Do not copy the pictures; transcribe all other material exactly.

Records for processing.
[Begin]
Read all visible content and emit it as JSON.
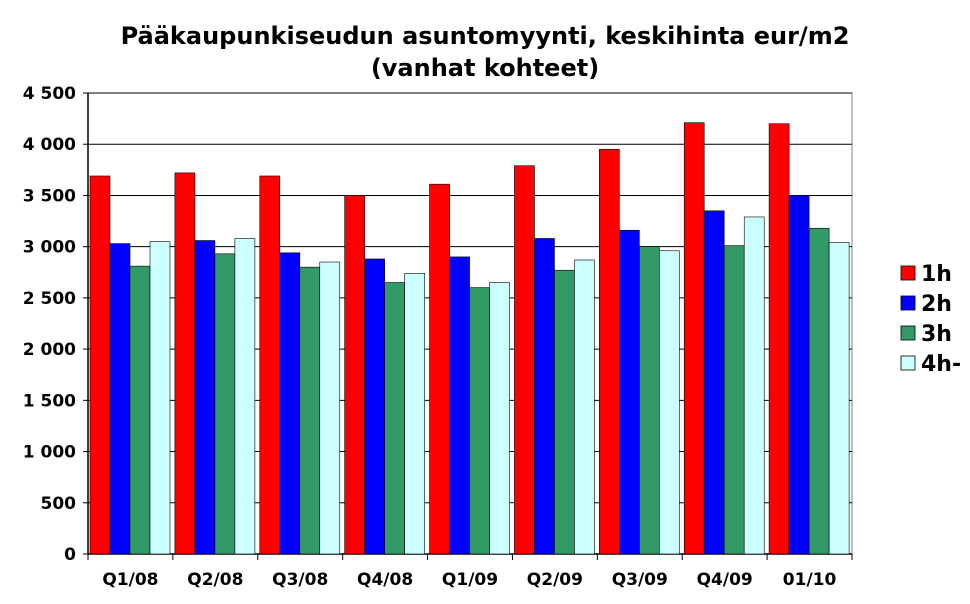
{
  "chart_data": {
    "type": "bar",
    "title": "Pääkaupunkiseudun asuntomyynti, keskihinta eur/m2",
    "subtitle": "(vanhat kohteet)",
    "categories": [
      "Q1/08",
      "Q2/08",
      "Q3/08",
      "Q4/08",
      "Q1/09",
      "Q2/09",
      "Q3/09",
      "Q4/09",
      "01/10"
    ],
    "series": [
      {
        "name": "1h",
        "color": "#ff0000",
        "values": [
          3690,
          3720,
          3690,
          3500,
          3610,
          3790,
          3950,
          4210,
          4200
        ]
      },
      {
        "name": "2h",
        "color": "#0000ff",
        "values": [
          3030,
          3060,
          2940,
          2880,
          2900,
          3080,
          3160,
          3350,
          3500
        ]
      },
      {
        "name": "3h",
        "color": "#339966",
        "values": [
          2810,
          2930,
          2800,
          2650,
          2600,
          2770,
          3000,
          3010,
          3180
        ]
      },
      {
        "name": "4h-",
        "color": "#ccffff",
        "values": [
          3050,
          3080,
          2850,
          2740,
          2650,
          2870,
          2960,
          3290,
          3040
        ]
      }
    ],
    "ylim": [
      0,
      4500
    ],
    "yticks": [
      0,
      500,
      1000,
      1500,
      2000,
      2500,
      3000,
      3500,
      4000,
      4500
    ],
    "ytick_labels": [
      "0",
      "500",
      "1 000",
      "1 500",
      "2 000",
      "2 500",
      "3 000",
      "3 500",
      "4 000",
      "4 500"
    ],
    "xlabel": "",
    "ylabel": "",
    "grid": true,
    "legend_position": "right"
  }
}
[End]
Solution below.
Read all visible content and emit it as JSON.
{
  "chart_data": {
    "type": "bar",
    "title": "Pääkaupunkiseudun asuntomyynti, keskihinta eur/m2",
    "subtitle": "(vanhat kohteet)",
    "categories": [
      "Q1/08",
      "Q2/08",
      "Q3/08",
      "Q4/08",
      "Q1/09",
      "Q2/09",
      "Q3/09",
      "Q4/09",
      "01/10"
    ],
    "series": [
      {
        "name": "1h",
        "color": "#ff0000",
        "values": [
          3690,
          3720,
          3690,
          3500,
          3610,
          3790,
          3950,
          4210,
          4200
        ]
      },
      {
        "name": "2h",
        "color": "#0000ff",
        "values": [
          3030,
          3060,
          2940,
          2880,
          2900,
          3080,
          3160,
          3350,
          3500
        ]
      },
      {
        "name": "3h",
        "color": "#339966",
        "values": [
          2810,
          2930,
          2800,
          2650,
          2600,
          2770,
          3000,
          3010,
          3180
        ]
      },
      {
        "name": "4h-",
        "color": "#ccffff",
        "values": [
          3050,
          3080,
          2850,
          2740,
          2650,
          2870,
          2960,
          3290,
          3040
        ]
      }
    ],
    "ylim": [
      0,
      4500
    ],
    "yticks": [
      0,
      500,
      1000,
      1500,
      2000,
      2500,
      3000,
      3500,
      4000,
      4500
    ],
    "ytick_labels": [
      "0",
      "500",
      "1 000",
      "1 500",
      "2 000",
      "2 500",
      "3 000",
      "3 500",
      "4 000",
      "4 500"
    ],
    "xlabel": "",
    "ylabel": "",
    "grid": true,
    "legend_position": "right"
  }
}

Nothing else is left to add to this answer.